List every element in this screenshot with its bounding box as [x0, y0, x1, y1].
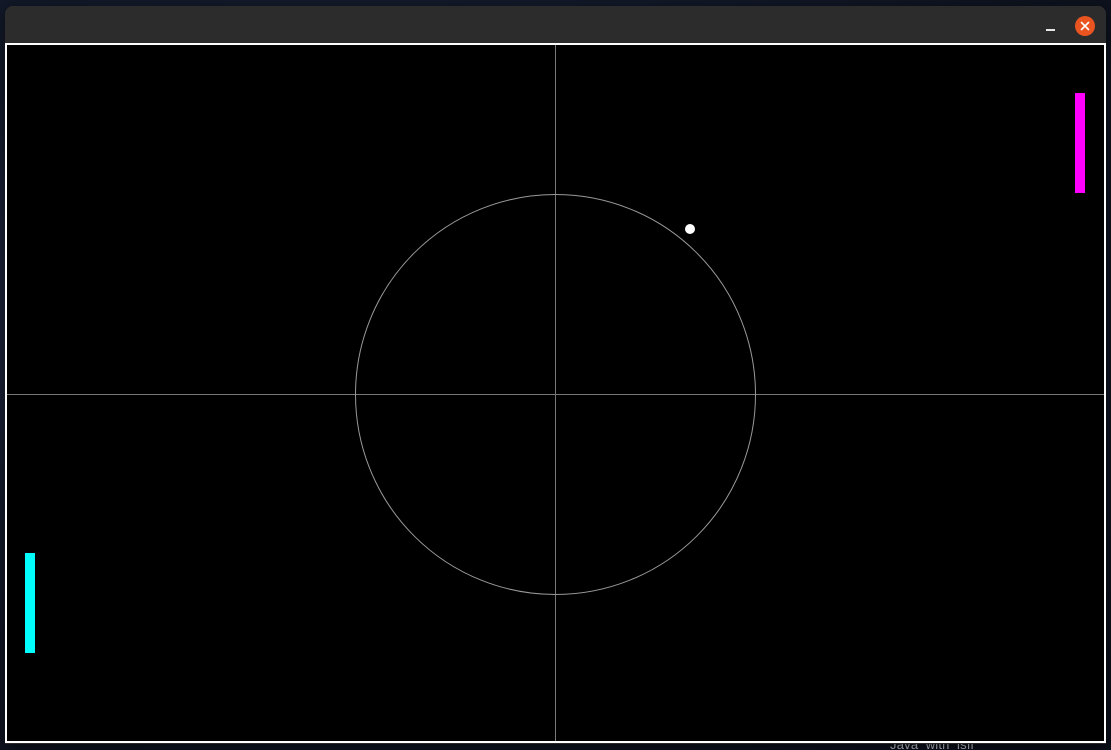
game-canvas[interactable] [5, 43, 1106, 743]
close-icon [1080, 21, 1090, 31]
close-button[interactable] [1075, 16, 1095, 36]
game-field [7, 45, 1104, 741]
left-paddle [25, 553, 35, 653]
minimize-icon [1046, 29, 1055, 31]
ball [685, 224, 695, 234]
right-paddle [1075, 93, 1085, 193]
game-window [5, 6, 1106, 744]
minimize-button[interactable] [1039, 16, 1061, 38]
title-bar[interactable] [5, 6, 1106, 44]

::::

:: WHAT YOU SHOULD DO ::
Write out all of the material above word for word, leaving out the picture.

:: RESULT OF THIS EXERCISE ::
List every element in this screenshot with its bounding box as [x0, y0, x1, y1].
game-canvas[interactable] [5, 43, 1106, 743]
close-icon [1080, 21, 1090, 31]
close-button[interactable] [1075, 16, 1095, 36]
game-field [7, 45, 1104, 741]
left-paddle [25, 553, 35, 653]
minimize-icon [1046, 29, 1055, 31]
ball [685, 224, 695, 234]
right-paddle [1075, 93, 1085, 193]
game-window [5, 6, 1106, 744]
minimize-button[interactable] [1039, 16, 1061, 38]
title-bar[interactable] [5, 6, 1106, 44]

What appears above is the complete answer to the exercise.